Return the material word for word. Do not include the pictures.
━━━ INPUT RECORDS
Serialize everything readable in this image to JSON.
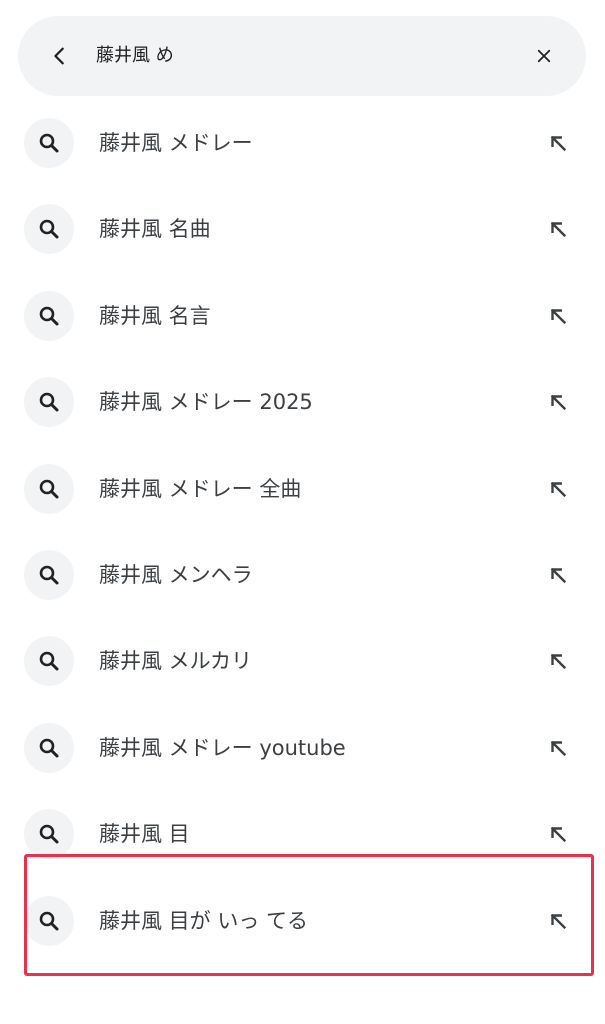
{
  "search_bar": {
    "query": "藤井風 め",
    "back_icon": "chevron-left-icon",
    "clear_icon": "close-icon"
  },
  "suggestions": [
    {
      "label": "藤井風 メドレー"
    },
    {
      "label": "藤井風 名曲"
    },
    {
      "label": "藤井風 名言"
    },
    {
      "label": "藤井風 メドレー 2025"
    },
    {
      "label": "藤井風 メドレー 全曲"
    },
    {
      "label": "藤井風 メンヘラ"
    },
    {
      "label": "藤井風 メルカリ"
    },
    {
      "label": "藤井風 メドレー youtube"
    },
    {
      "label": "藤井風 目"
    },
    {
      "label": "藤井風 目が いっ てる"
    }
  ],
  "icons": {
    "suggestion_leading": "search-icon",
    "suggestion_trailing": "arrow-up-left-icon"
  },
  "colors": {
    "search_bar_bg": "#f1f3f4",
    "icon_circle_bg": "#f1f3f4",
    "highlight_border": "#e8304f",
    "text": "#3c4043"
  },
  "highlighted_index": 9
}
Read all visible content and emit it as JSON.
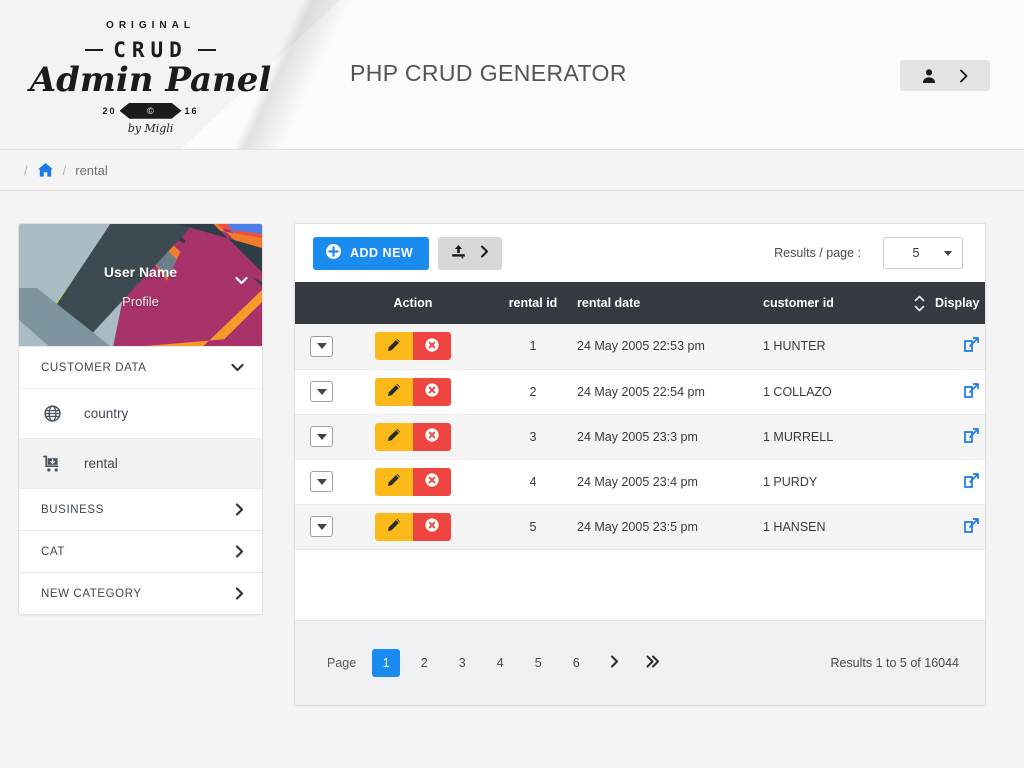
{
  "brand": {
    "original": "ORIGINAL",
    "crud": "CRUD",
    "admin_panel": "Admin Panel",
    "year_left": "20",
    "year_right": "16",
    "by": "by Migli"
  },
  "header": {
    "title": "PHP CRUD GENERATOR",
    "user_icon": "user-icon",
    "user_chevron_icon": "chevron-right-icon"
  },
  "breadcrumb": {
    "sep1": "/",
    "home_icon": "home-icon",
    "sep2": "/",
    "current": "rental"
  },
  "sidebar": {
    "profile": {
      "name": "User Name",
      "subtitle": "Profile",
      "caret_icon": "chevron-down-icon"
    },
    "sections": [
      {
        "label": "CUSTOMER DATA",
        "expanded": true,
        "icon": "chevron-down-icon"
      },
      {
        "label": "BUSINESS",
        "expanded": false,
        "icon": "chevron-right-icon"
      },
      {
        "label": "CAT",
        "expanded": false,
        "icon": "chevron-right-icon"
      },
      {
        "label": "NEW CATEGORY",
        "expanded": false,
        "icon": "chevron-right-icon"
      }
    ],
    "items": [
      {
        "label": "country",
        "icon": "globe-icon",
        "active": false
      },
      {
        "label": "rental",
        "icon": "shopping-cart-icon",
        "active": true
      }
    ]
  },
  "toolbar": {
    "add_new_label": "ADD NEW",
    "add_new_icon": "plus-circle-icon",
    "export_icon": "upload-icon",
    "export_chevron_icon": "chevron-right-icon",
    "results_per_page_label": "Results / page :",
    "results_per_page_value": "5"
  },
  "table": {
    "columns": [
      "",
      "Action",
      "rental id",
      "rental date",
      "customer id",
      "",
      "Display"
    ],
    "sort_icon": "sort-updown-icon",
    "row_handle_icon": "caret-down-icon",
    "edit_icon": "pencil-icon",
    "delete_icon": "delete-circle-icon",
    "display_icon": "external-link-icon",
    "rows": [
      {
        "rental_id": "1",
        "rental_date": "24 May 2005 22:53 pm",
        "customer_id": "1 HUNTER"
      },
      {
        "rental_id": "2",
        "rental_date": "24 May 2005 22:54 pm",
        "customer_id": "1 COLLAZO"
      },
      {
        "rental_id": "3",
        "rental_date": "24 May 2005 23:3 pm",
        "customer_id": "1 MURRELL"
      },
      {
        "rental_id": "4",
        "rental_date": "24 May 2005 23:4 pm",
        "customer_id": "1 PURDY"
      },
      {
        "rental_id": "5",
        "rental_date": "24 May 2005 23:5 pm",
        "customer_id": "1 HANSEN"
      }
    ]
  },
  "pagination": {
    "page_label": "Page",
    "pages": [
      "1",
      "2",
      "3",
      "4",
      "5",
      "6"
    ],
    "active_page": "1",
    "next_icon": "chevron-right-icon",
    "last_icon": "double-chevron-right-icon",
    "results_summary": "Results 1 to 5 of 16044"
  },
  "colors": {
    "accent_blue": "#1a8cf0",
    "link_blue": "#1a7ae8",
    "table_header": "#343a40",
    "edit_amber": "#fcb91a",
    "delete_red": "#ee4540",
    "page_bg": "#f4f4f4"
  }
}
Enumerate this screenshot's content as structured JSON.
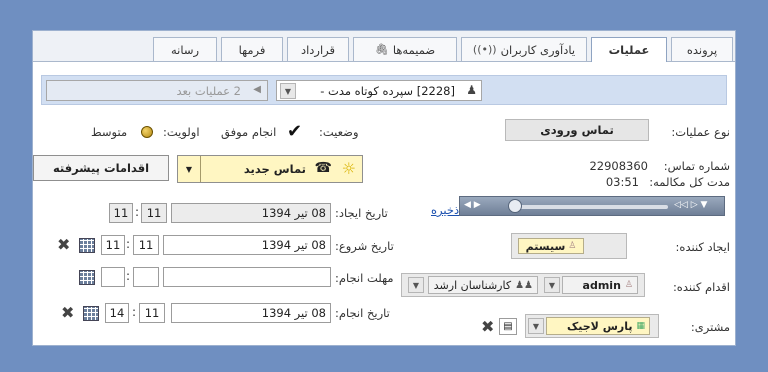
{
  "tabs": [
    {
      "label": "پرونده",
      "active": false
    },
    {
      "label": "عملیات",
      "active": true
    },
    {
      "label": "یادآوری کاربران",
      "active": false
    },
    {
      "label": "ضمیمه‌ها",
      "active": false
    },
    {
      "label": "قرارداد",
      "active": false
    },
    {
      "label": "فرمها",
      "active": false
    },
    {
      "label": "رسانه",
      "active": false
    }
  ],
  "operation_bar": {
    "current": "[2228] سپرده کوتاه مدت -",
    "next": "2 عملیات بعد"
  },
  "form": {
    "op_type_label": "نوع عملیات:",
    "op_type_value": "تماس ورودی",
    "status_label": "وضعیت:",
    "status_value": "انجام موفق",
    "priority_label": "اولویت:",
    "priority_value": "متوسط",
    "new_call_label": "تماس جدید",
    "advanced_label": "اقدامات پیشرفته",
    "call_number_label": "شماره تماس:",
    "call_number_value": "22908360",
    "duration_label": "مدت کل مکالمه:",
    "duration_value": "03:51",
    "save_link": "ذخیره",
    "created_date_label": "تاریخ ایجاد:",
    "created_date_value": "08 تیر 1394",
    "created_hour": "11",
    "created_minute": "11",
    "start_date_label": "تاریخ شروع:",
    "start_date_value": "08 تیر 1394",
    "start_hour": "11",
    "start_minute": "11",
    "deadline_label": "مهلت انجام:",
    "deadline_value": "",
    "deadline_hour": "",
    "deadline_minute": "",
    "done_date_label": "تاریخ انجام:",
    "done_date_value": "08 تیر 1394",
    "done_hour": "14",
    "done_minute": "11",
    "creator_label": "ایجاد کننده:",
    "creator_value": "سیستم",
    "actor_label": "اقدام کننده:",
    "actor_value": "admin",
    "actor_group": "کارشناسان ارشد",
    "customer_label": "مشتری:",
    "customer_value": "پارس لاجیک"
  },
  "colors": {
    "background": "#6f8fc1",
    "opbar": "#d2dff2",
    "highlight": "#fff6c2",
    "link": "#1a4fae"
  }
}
━━━━━━
**RESPONSE**
Serialize everything readable in this image to JSON.
{
  "search_bar": {
    "query": "藤井風 め",
    "back_icon": "chevron-left-icon",
    "clear_icon": "close-icon"
  },
  "suggestions": [
    {
      "label": "藤井風 メドレー"
    },
    {
      "label": "藤井風 名曲"
    },
    {
      "label": "藤井風 名言"
    },
    {
      "label": "藤井風 メドレー 2025"
    },
    {
      "label": "藤井風 メドレー 全曲"
    },
    {
      "label": "藤井風 メンヘラ"
    },
    {
      "label": "藤井風 メルカリ"
    },
    {
      "label": "藤井風 メドレー youtube"
    },
    {
      "label": "藤井風 目"
    },
    {
      "label": "藤井風 目が いっ てる"
    }
  ],
  "icons": {
    "suggestion_leading": "search-icon",
    "suggestion_trailing": "arrow-up-left-icon"
  },
  "colors": {
    "search_bar_bg": "#f1f3f4",
    "icon_circle_bg": "#f1f3f4",
    "highlight_border": "#e8304f",
    "text": "#3c4043"
  },
  "highlighted_index": 9
}
Read all visible content and emit it as JSON.
{
  "brand": {
    "original": "ORIGINAL",
    "crud": "CRUD",
    "admin_panel": "Admin Panel",
    "year_left": "20",
    "year_right": "16",
    "by": "by Migli"
  },
  "header": {
    "title": "PHP CRUD GENERATOR",
    "user_icon": "user-icon",
    "user_chevron_icon": "chevron-right-icon"
  },
  "breadcrumb": {
    "sep1": "/",
    "home_icon": "home-icon",
    "sep2": "/",
    "current": "rental"
  },
  "sidebar": {
    "profile": {
      "name": "User Name",
      "subtitle": "Profile",
      "caret_icon": "chevron-down-icon"
    },
    "sections": [
      {
        "label": "CUSTOMER DATA",
        "expanded": true,
        "icon": "chevron-down-icon"
      },
      {
        "label": "BUSINESS",
        "expanded": false,
        "icon": "chevron-right-icon"
      },
      {
        "label": "CAT",
        "expanded": false,
        "icon": "chevron-right-icon"
      },
      {
        "label": "NEW CATEGORY",
        "expanded": false,
        "icon": "chevron-right-icon"
      }
    ],
    "items": [
      {
        "label": "country",
        "icon": "globe-icon",
        "active": false
      },
      {
        "label": "rental",
        "icon": "shopping-cart-icon",
        "active": true
      }
    ]
  },
  "toolbar": {
    "add_new_label": "ADD NEW",
    "add_new_icon": "plus-circle-icon",
    "export_icon": "upload-icon",
    "export_chevron_icon": "chevron-right-icon",
    "results_per_page_label": "Results / page :",
    "results_per_page_value": "5"
  },
  "table": {
    "columns": [
      "",
      "Action",
      "rental id",
      "rental date",
      "customer id",
      "",
      "Display"
    ],
    "sort_icon": "sort-updown-icon",
    "row_handle_icon": "caret-down-icon",
    "edit_icon": "pencil-icon",
    "delete_icon": "delete-circle-icon",
    "display_icon": "external-link-icon",
    "rows": [
      {
        "rental_id": "1",
        "rental_date": "24 May 2005 22:53 pm",
        "customer_id": "1 HUNTER"
      },
      {
        "rental_id": "2",
        "rental_date": "24 May 2005 22:54 pm",
        "customer_id": "1 COLLAZO"
      },
      {
        "rental_id": "3",
        "rental_date": "24 May 2005 23:3 pm",
        "customer_id": "1 MURRELL"
      },
      {
        "rental_id": "4",
        "rental_date": "24 May 2005 23:4 pm",
        "customer_id": "1 PURDY"
      },
      {
        "rental_id": "5",
        "rental_date": "24 May 2005 23:5 pm",
        "customer_id": "1 HANSEN"
      }
    ]
  },
  "pagination": {
    "page_label": "Page",
    "pages": [
      "1",
      "2",
      "3",
      "4",
      "5",
      "6"
    ],
    "active_page": "1",
    "next_icon": "chevron-right-icon",
    "last_icon": "double-chevron-right-icon",
    "results_summary": "Results 1 to 5 of 16044"
  },
  "colors": {
    "accent_blue": "#1a8cf0",
    "link_blue": "#1a7ae8",
    "table_header": "#343a40",
    "edit_amber": "#fcb91a",
    "delete_red": "#ee4540",
    "page_bg": "#f4f4f4"
  }
}
Enumerate this screenshot's content as structured JSON.
{
  "tabs": [
    {
      "label": "پرونده",
      "active": false
    },
    {
      "label": "عملیات",
      "active": true
    },
    {
      "label": "یادآوری کاربران",
      "active": false
    },
    {
      "label": "ضمیمه‌ها",
      "active": false
    },
    {
      "label": "قرارداد",
      "active": false
    },
    {
      "label": "فرمها",
      "active": false
    },
    {
      "label": "رسانه",
      "active": false
    }
  ],
  "operation_bar": {
    "current": "[2228] سپرده کوتاه مدت -",
    "next": "2 عملیات بعد"
  },
  "form": {
    "op_type_label": "نوع عملیات:",
    "op_type_value": "تماس ورودی",
    "status_label": "وضعیت:",
    "status_value": "انجام موفق",
    "priority_label": "اولویت:",
    "priority_value": "متوسط",
    "new_call_label": "تماس جدید",
    "advanced_label": "اقدامات پیشرفته",
    "call_number_label": "شماره تماس:",
    "call_number_value": "22908360",
    "duration_label": "مدت کل مکالمه:",
    "duration_value": "03:51",
    "save_link": "ذخیره",
    "created_date_label": "تاریخ ایجاد:",
    "created_date_value": "08 تیر 1394",
    "created_hour": "11",
    "created_minute": "11",
    "start_date_label": "تاریخ شروع:",
    "start_date_value": "08 تیر 1394",
    "start_hour": "11",
    "start_minute": "11",
    "deadline_label": "مهلت انجام:",
    "deadline_value": "",
    "deadline_hour": "",
    "deadline_minute": "",
    "done_date_label": "تاریخ انجام:",
    "done_date_value": "08 تیر 1394",
    "done_hour": "14",
    "done_minute": "11",
    "creator_label": "ایجاد کننده:",
    "creator_value": "سیستم",
    "actor_label": "اقدام کننده:",
    "actor_value": "admin",
    "actor_group": "کارشناسان ارشد",
    "customer_label": "مشتری:",
    "customer_value": "پارس لاجیک"
  },
  "colors": {
    "background": "#6f8fc1",
    "opbar": "#d2dff2",
    "highlight": "#fff6c2",
    "link": "#1a4fae"
  }
}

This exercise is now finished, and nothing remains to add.